### Problem statement
For this exercise, copy out each line of the material below that includes "triangle".
-- start of Records to process --
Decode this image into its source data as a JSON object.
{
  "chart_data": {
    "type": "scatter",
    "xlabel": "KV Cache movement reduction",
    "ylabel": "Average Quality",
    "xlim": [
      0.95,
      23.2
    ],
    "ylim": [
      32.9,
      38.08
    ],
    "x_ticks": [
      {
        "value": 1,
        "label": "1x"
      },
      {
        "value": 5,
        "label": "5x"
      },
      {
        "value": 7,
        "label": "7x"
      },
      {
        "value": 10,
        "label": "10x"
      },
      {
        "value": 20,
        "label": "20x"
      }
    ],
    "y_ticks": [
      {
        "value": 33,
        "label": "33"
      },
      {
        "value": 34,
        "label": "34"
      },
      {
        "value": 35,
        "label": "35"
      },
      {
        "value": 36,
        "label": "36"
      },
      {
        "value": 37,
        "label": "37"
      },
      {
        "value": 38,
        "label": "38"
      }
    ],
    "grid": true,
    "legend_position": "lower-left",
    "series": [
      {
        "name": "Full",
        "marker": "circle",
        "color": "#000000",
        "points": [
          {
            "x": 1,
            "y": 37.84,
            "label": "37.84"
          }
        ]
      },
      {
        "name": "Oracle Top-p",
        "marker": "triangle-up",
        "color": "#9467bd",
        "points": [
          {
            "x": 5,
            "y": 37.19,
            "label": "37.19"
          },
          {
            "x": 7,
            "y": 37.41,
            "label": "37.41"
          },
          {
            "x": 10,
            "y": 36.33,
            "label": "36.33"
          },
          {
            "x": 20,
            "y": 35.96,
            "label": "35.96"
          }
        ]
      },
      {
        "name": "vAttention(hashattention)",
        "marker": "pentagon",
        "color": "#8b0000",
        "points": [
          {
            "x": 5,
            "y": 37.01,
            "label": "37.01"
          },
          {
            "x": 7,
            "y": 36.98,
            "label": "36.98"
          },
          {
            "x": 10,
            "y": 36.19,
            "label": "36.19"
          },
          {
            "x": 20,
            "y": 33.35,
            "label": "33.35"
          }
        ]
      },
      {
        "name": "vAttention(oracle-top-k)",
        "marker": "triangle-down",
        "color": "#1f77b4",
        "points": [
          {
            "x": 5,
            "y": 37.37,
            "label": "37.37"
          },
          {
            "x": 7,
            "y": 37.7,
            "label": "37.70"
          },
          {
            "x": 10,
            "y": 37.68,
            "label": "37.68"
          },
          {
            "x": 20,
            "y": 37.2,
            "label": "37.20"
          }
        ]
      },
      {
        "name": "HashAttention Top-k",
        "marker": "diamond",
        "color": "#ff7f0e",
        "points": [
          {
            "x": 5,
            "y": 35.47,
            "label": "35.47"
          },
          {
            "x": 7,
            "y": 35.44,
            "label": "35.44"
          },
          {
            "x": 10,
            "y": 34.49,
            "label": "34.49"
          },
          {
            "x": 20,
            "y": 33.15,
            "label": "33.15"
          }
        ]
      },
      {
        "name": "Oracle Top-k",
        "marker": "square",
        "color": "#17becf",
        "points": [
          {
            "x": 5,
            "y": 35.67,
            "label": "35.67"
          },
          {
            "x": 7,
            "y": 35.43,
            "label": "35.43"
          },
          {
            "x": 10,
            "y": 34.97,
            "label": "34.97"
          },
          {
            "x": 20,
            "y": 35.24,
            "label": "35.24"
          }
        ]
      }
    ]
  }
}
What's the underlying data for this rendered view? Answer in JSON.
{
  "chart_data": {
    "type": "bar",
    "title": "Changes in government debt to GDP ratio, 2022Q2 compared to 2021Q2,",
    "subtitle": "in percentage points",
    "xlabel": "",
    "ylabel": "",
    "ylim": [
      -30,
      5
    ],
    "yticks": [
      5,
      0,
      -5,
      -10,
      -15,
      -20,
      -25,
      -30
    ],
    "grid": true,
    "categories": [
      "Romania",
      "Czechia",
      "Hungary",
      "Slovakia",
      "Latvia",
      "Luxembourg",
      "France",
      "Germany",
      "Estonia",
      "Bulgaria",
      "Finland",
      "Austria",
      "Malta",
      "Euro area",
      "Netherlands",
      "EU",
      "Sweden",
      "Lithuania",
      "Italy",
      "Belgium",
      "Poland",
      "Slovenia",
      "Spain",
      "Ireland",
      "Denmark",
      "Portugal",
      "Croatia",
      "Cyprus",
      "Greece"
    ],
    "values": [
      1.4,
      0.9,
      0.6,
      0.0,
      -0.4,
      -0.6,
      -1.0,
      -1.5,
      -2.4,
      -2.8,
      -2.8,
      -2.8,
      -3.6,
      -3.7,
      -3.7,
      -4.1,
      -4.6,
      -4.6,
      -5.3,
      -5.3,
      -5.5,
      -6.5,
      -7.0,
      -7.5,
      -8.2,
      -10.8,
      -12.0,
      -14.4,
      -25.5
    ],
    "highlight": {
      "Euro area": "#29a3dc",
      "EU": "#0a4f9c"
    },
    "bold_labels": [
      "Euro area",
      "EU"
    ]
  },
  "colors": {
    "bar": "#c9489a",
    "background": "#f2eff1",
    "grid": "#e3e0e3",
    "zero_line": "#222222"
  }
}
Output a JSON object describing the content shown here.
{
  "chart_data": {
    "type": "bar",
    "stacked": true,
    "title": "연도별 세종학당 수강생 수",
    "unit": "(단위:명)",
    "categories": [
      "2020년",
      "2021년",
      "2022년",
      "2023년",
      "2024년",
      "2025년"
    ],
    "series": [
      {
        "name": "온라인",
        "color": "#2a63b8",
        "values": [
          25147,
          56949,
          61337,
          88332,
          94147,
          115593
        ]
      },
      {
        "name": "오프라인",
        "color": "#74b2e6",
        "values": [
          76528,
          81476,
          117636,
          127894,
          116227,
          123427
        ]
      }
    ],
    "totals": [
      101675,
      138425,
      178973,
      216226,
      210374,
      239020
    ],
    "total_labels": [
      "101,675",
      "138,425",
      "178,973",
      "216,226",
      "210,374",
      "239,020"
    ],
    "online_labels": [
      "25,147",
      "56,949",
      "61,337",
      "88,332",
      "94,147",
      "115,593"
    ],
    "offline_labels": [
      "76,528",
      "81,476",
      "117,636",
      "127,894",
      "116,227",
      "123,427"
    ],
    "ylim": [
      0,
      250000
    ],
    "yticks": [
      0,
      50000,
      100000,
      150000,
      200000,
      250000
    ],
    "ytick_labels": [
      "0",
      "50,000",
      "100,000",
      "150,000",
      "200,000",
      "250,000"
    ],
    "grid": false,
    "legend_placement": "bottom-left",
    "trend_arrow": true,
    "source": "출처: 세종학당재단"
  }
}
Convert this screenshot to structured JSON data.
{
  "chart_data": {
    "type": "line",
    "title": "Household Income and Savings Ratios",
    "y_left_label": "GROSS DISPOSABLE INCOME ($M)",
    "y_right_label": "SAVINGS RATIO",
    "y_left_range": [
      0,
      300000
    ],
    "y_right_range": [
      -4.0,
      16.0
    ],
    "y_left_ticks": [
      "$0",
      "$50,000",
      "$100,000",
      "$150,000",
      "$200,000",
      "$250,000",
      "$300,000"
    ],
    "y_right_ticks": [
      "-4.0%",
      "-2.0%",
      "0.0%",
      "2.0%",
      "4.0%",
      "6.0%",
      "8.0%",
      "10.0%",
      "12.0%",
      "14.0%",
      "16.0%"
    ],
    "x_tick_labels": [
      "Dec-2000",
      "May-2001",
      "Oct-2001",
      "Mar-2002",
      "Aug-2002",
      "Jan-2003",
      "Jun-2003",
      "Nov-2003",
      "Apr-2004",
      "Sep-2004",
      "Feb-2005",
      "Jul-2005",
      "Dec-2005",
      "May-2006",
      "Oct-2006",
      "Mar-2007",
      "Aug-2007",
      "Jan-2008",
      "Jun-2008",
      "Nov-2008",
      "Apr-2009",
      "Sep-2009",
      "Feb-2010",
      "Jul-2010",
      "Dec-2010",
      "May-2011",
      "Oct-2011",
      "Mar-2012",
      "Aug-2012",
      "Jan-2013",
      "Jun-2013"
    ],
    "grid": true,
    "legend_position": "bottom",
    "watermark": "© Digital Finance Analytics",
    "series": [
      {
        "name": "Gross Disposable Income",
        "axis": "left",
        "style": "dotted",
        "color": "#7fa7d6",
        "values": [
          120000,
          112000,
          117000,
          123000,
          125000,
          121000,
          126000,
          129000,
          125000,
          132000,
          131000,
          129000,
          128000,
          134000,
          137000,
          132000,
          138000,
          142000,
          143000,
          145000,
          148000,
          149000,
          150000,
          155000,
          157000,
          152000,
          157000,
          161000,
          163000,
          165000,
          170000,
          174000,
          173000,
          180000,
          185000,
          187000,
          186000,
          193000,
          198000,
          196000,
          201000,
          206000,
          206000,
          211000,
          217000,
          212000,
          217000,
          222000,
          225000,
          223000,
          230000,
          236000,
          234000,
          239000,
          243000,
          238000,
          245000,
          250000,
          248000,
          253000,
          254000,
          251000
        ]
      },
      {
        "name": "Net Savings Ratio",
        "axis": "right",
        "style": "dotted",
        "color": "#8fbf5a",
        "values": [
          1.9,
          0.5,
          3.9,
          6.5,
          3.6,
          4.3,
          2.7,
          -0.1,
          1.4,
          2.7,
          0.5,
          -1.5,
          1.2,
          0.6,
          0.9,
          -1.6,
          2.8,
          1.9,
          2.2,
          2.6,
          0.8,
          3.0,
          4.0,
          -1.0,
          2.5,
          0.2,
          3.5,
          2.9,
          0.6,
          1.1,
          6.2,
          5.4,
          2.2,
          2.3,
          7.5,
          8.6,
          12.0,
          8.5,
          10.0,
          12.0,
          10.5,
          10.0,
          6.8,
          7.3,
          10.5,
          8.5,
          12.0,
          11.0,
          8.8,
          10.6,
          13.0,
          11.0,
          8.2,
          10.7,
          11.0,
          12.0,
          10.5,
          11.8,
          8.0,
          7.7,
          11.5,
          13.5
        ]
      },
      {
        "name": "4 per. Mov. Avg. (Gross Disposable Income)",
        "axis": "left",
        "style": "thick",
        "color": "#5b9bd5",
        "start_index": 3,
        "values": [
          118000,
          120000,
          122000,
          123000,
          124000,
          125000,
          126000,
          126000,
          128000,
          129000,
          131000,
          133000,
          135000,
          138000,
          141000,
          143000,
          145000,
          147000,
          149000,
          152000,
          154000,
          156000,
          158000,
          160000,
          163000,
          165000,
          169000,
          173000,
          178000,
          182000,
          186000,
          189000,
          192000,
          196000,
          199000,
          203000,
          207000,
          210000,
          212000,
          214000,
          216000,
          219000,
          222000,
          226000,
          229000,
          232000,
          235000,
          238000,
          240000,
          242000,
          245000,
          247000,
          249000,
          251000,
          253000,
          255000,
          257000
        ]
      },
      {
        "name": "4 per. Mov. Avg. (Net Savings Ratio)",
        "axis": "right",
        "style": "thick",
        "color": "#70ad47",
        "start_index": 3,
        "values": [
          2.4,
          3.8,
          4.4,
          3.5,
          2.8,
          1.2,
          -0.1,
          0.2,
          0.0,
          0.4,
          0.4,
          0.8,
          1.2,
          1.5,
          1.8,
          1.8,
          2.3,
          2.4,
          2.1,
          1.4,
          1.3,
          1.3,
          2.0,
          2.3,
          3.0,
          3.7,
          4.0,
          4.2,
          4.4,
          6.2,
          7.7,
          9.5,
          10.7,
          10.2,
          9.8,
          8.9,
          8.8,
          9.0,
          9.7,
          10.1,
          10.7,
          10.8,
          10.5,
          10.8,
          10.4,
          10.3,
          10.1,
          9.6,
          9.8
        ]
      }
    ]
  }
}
-- end of Records to process --
### Result below
        "marker": "triangle-up",
        "marker": "triangle-down",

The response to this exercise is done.